━━━━━ Records for the exercise ━━━━━

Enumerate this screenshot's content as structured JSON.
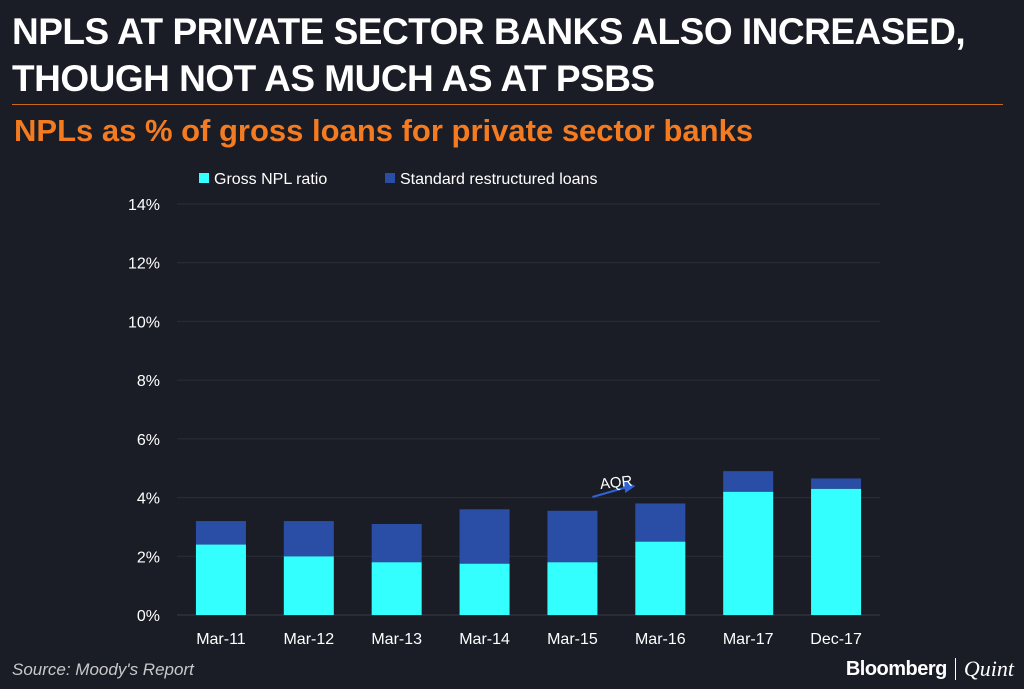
{
  "title_line1": "NPLS AT PRIVATE SECTOR BANKS ALSO INCREASED,",
  "title_line2": "THOUGH NOT AS MUCH AS AT PSBS",
  "subtitle": "NPLs as % of gross loans for private sector banks",
  "source": "Source: Moody's Report",
  "brand": {
    "name1": "Bloomberg",
    "name2": "Quint"
  },
  "colors": {
    "background": "#1b1d26",
    "gross_npl": "#33ffff",
    "restructured": "#2a4ea6",
    "subtitle": "#f47b20",
    "annotation_arrow": "#2f63d6"
  },
  "chart_data": {
    "type": "bar",
    "stacked": true,
    "categories": [
      "Mar-11",
      "Mar-12",
      "Mar-13",
      "Mar-14",
      "Mar-15",
      "Mar-16",
      "Mar-17",
      "Dec-17"
    ],
    "series": [
      {
        "name": "Gross NPL ratio",
        "values": [
          2.4,
          2.0,
          1.8,
          1.75,
          1.8,
          2.5,
          4.2,
          4.3
        ]
      },
      {
        "name": "Standard restructured loans",
        "values": [
          0.8,
          1.2,
          1.3,
          1.85,
          1.75,
          1.3,
          0.7,
          0.35
        ]
      }
    ],
    "ylim": [
      0,
      14
    ],
    "yticks": [
      "0%",
      "2%",
      "4%",
      "6%",
      "8%",
      "10%",
      "12%",
      "14%"
    ],
    "ytick_values": [
      0,
      2,
      4,
      6,
      8,
      10,
      12,
      14
    ],
    "grid": true,
    "legend_position": "top-left",
    "annotation": {
      "text": "AQR",
      "from_category": "Mar-15",
      "to_category": "Mar-16"
    }
  }
}
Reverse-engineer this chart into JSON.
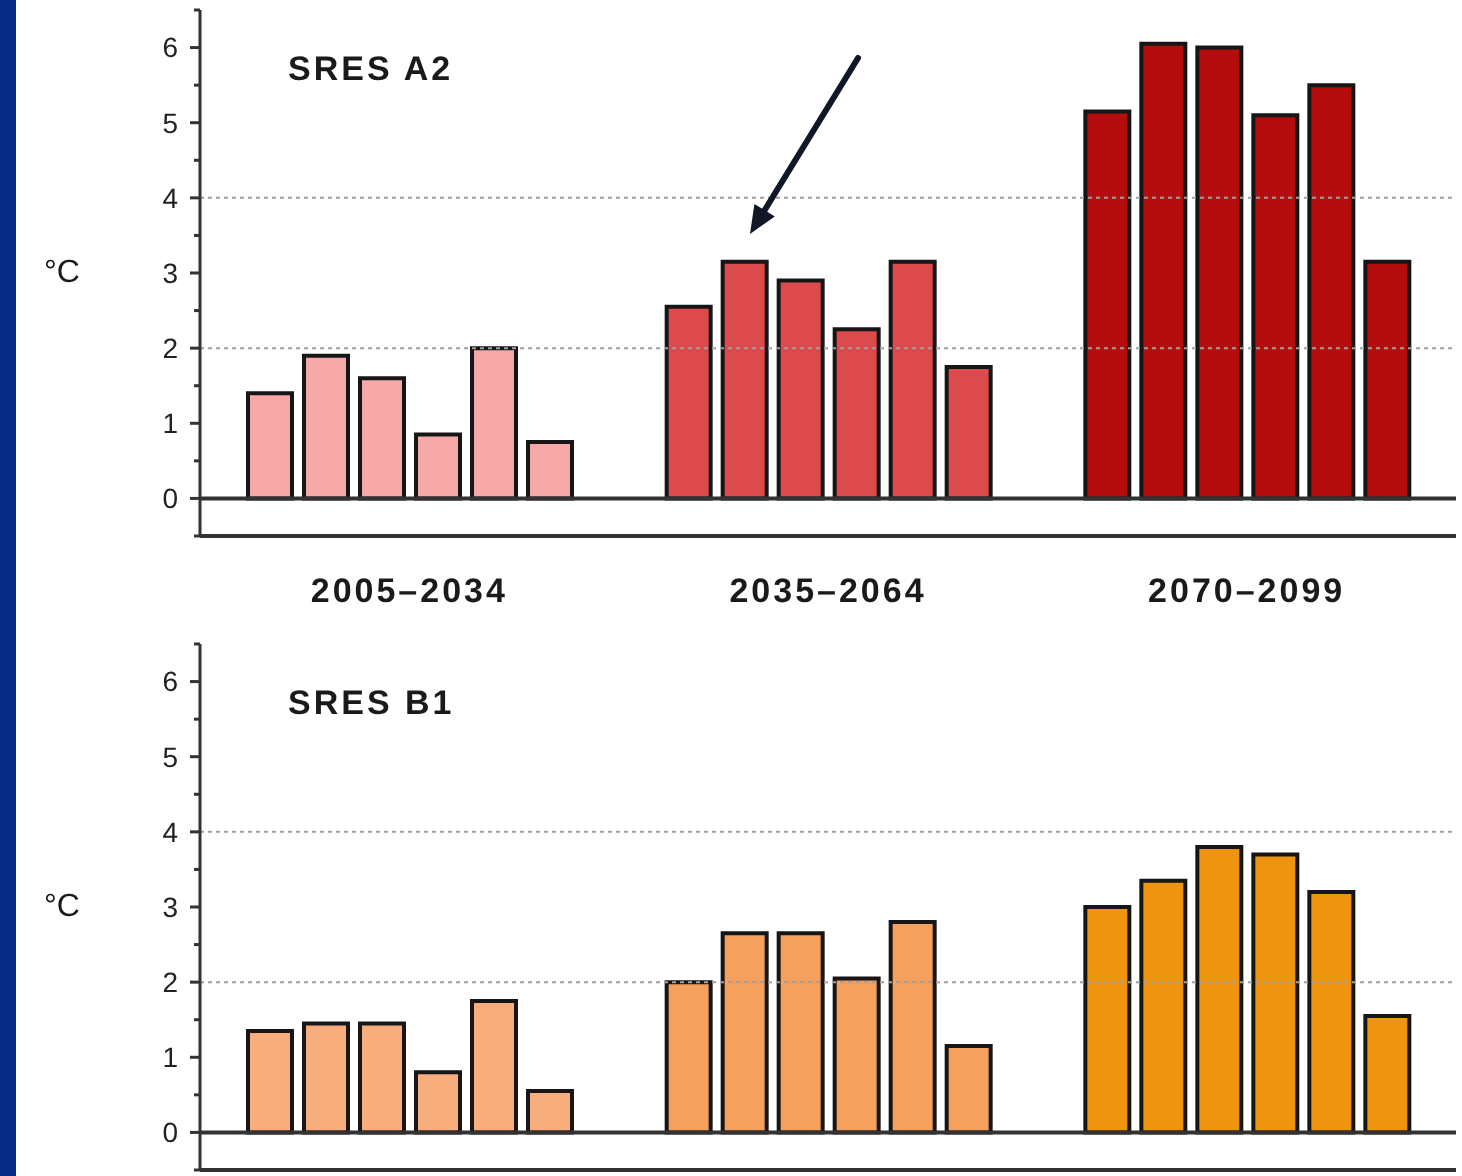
{
  "chart_data": [
    {
      "type": "bar",
      "title": "SRES A2",
      "ylabel": "°C",
      "categories": [
        "2005–2034",
        "2035–2064",
        "2070–2099"
      ],
      "series": [
        {
          "colors": [
            "#f7a9a9",
            "#dc4a4e",
            "#b30d0d"
          ],
          "values": [
            1.4,
            2.55,
            5.15
          ]
        },
        {
          "colors": [
            "#f7a9a9",
            "#dc4a4e",
            "#b30d0d"
          ],
          "values": [
            1.9,
            3.15,
            6.05
          ]
        },
        {
          "colors": [
            "#f7a9a9",
            "#dc4a4e",
            "#b30d0d"
          ],
          "values": [
            1.6,
            2.9,
            6.0
          ]
        },
        {
          "colors": [
            "#f7a9a9",
            "#dc4a4e",
            "#b30d0d"
          ],
          "values": [
            0.85,
            2.25,
            5.1
          ]
        },
        {
          "colors": [
            "#f7a9a9",
            "#dc4a4e",
            "#b30d0d"
          ],
          "values": [
            2.0,
            3.15,
            5.5
          ]
        },
        {
          "colors": [
            "#f7a9a9",
            "#dc4a4e",
            "#b30d0d"
          ],
          "values": [
            0.75,
            1.75,
            3.15
          ]
        }
      ],
      "ylim": [
        -0.5,
        6.5
      ],
      "yticks": [
        {
          "value": -0.5,
          "label": null
        },
        0,
        {
          "value": 0.5,
          "label": null
        },
        1,
        {
          "value": 1.5,
          "label": null
        },
        2,
        {
          "value": 2.5,
          "label": null
        },
        3,
        {
          "value": 3.5,
          "label": null
        },
        4,
        {
          "value": 4.5,
          "label": null
        },
        5,
        {
          "value": 5.5,
          "label": null
        },
        6,
        {
          "value": 6.5,
          "label": null
        }
      ],
      "ref_lines": [
        {
          "axis": "y",
          "value": 0,
          "color": "#333333",
          "line_style": "solid"
        },
        {
          "axis": "y",
          "value": 2,
          "color": "#a0a0a0",
          "line_style": "dotted"
        },
        {
          "axis": "y",
          "value": 4,
          "color": "#a0a0a0",
          "line_style": "dotted"
        }
      ]
    },
    {
      "type": "bar",
      "title": "SRES B1",
      "ylabel": "°C",
      "categories": [
        null,
        null,
        null
      ],
      "series": [
        {
          "colors": [
            "#f9ad7c",
            "#f6a060",
            "#ee950f"
          ],
          "values": [
            1.35,
            2.0,
            3.0
          ]
        },
        {
          "colors": [
            "#f9ad7c",
            "#f6a060",
            "#ee950f"
          ],
          "values": [
            1.45,
            2.65,
            3.35
          ]
        },
        {
          "colors": [
            "#f9ad7c",
            "#f6a060",
            "#ee950f"
          ],
          "values": [
            1.45,
            2.65,
            3.8
          ]
        },
        {
          "colors": [
            "#f9ad7c",
            "#f6a060",
            "#ee950f"
          ],
          "values": [
            0.8,
            2.05,
            3.7
          ]
        },
        {
          "colors": [
            "#f9ad7c",
            "#f6a060",
            "#ee950f"
          ],
          "values": [
            1.75,
            2.8,
            3.2
          ]
        },
        {
          "colors": [
            "#f9ad7c",
            "#f6a060",
            "#ee950f"
          ],
          "values": [
            0.55,
            1.15,
            1.55
          ]
        }
      ],
      "ylim": [
        -0.5,
        6.5
      ],
      "yticks": [
        {
          "value": -0.5,
          "label": null
        },
        0,
        {
          "value": 0.5,
          "label": null
        },
        1,
        {
          "value": 1.5,
          "label": null
        },
        2,
        {
          "value": 2.5,
          "label": null
        },
        3,
        {
          "value": 3.5,
          "label": null
        },
        4,
        {
          "value": 4.5,
          "label": null
        },
        5,
        {
          "value": 5.5,
          "label": null
        },
        6,
        {
          "value": 6.5,
          "label": null
        }
      ],
      "ref_lines": [
        {
          "axis": "y",
          "value": 0,
          "color": "#333333",
          "line_style": "solid"
        },
        {
          "axis": "y",
          "value": 2,
          "color": "#a0a0a0",
          "line_style": "dotted"
        },
        {
          "axis": "y",
          "value": 4,
          "color": "#a0a0a0",
          "line_style": "dotted"
        }
      ]
    }
  ]
}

━━━━━

Leaving aside the images, write out the entries above word for word.

Enumerate this screenshot's content as structured JSON.
{
  "title_line1": "NPLS AT PRIVATE SECTOR BANKS ALSO INCREASED,",
  "title_line2": "THOUGH NOT AS MUCH AS AT PSBS",
  "subtitle": "NPLs as % of gross loans for private sector banks",
  "source": "Source: Moody's Report",
  "brand": {
    "name1": "Bloomberg",
    "name2": "Quint"
  },
  "colors": {
    "background": "#1b1d26",
    "gross_npl": "#33ffff",
    "restructured": "#2a4ea6",
    "subtitle": "#f47b20",
    "annotation_arrow": "#2f63d6"
  },
  "chart_data": {
    "type": "bar",
    "stacked": true,
    "categories": [
      "Mar-11",
      "Mar-12",
      "Mar-13",
      "Mar-14",
      "Mar-15",
      "Mar-16",
      "Mar-17",
      "Dec-17"
    ],
    "series": [
      {
        "name": "Gross NPL ratio",
        "values": [
          2.4,
          2.0,
          1.8,
          1.75,
          1.8,
          2.5,
          4.2,
          4.3
        ]
      },
      {
        "name": "Standard restructured loans",
        "values": [
          0.8,
          1.2,
          1.3,
          1.85,
          1.75,
          1.3,
          0.7,
          0.35
        ]
      }
    ],
    "ylim": [
      0,
      14
    ],
    "yticks": [
      "0%",
      "2%",
      "4%",
      "6%",
      "8%",
      "10%",
      "12%",
      "14%"
    ],
    "ytick_values": [
      0,
      2,
      4,
      6,
      8,
      10,
      12,
      14
    ],
    "grid": true,
    "legend_position": "top-left",
    "annotation": {
      "text": "AQR",
      "from_category": "Mar-15",
      "to_category": "Mar-16"
    }
  }
}
Reverse-engineer this chart into JSON.
{
  "chart_data": [
    {
      "type": "bar",
      "title": "SRES A2",
      "ylabel": "°C",
      "categories": [
        "2005–2034",
        "2035–2064",
        "2070–2099"
      ],
      "series": [
        {
          "colors": [
            "#f7a9a9",
            "#dc4a4e",
            "#b30d0d"
          ],
          "values": [
            1.4,
            2.55,
            5.15
          ]
        },
        {
          "colors": [
            "#f7a9a9",
            "#dc4a4e",
            "#b30d0d"
          ],
          "values": [
            1.9,
            3.15,
            6.05
          ]
        },
        {
          "colors": [
            "#f7a9a9",
            "#dc4a4e",
            "#b30d0d"
          ],
          "values": [
            1.6,
            2.9,
            6.0
          ]
        },
        {
          "colors": [
            "#f7a9a9",
            "#dc4a4e",
            "#b30d0d"
          ],
          "values": [
            0.85,
            2.25,
            5.1
          ]
        },
        {
          "colors": [
            "#f7a9a9",
            "#dc4a4e",
            "#b30d0d"
          ],
          "values": [
            2.0,
            3.15,
            5.5
          ]
        },
        {
          "colors": [
            "#f7a9a9",
            "#dc4a4e",
            "#b30d0d"
          ],
          "values": [
            0.75,
            1.75,
            3.15
          ]
        }
      ],
      "ylim": [
        -0.5,
        6.5
      ],
      "yticks": [
        {
          "value": -0.5,
          "label": null
        },
        0,
        {
          "value": 0.5,
          "label": null
        },
        1,
        {
          "value": 1.5,
          "label": null
        },
        2,
        {
          "value": 2.5,
          "label": null
        },
        3,
        {
          "value": 3.5,
          "label": null
        },
        4,
        {
          "value": 4.5,
          "label": null
        },
        5,
        {
          "value": 5.5,
          "label": null
        },
        6,
        {
          "value": 6.5,
          "label": null
        }
      ],
      "ref_lines": [
        {
          "axis": "y",
          "value": 0,
          "color": "#333333",
          "line_style": "solid"
        },
        {
          "axis": "y",
          "value": 2,
          "color": "#a0a0a0",
          "line_style": "dotted"
        },
        {
          "axis": "y",
          "value": 4,
          "color": "#a0a0a0",
          "line_style": "dotted"
        }
      ]
    },
    {
      "type": "bar",
      "title": "SRES B1",
      "ylabel": "°C",
      "categories": [
        null,
        null,
        null
      ],
      "series": [
        {
          "colors": [
            "#f9ad7c",
            "#f6a060",
            "#ee950f"
          ],
          "values": [
            1.35,
            2.0,
            3.0
          ]
        },
        {
          "colors": [
            "#f9ad7c",
            "#f6a060",
            "#ee950f"
          ],
          "values": [
            1.45,
            2.65,
            3.35
          ]
        },
        {
          "colors": [
            "#f9ad7c",
            "#f6a060",
            "#ee950f"
          ],
          "values": [
            1.45,
            2.65,
            3.8
          ]
        },
        {
          "colors": [
            "#f9ad7c",
            "#f6a060",
            "#ee950f"
          ],
          "values": [
            0.8,
            2.05,
            3.7
          ]
        },
        {
          "colors": [
            "#f9ad7c",
            "#f6a060",
            "#ee950f"
          ],
          "values": [
            1.75,
            2.8,
            3.2
          ]
        },
        {
          "colors": [
            "#f9ad7c",
            "#f6a060",
            "#ee950f"
          ],
          "values": [
            0.55,
            1.15,
            1.55
          ]
        }
      ],
      "ylim": [
        -0.5,
        6.5
      ],
      "yticks": [
        {
          "value": -0.5,
          "label": null
        },
        0,
        {
          "value": 0.5,
          "label": null
        },
        1,
        {
          "value": 1.5,
          "label": null
        },
        2,
        {
          "value": 2.5,
          "label": null
        },
        3,
        {
          "value": 3.5,
          "label": null
        },
        4,
        {
          "value": 4.5,
          "label": null
        },
        5,
        {
          "value": 5.5,
          "label": null
        },
        6,
        {
          "value": 6.5,
          "label": null
        }
      ],
      "ref_lines": [
        {
          "axis": "y",
          "value": 0,
          "color": "#333333",
          "line_style": "solid"
        },
        {
          "axis": "y",
          "value": 2,
          "color": "#a0a0a0",
          "line_style": "dotted"
        },
        {
          "axis": "y",
          "value": 4,
          "color": "#a0a0a0",
          "line_style": "dotted"
        }
      ]
    }
  ]
}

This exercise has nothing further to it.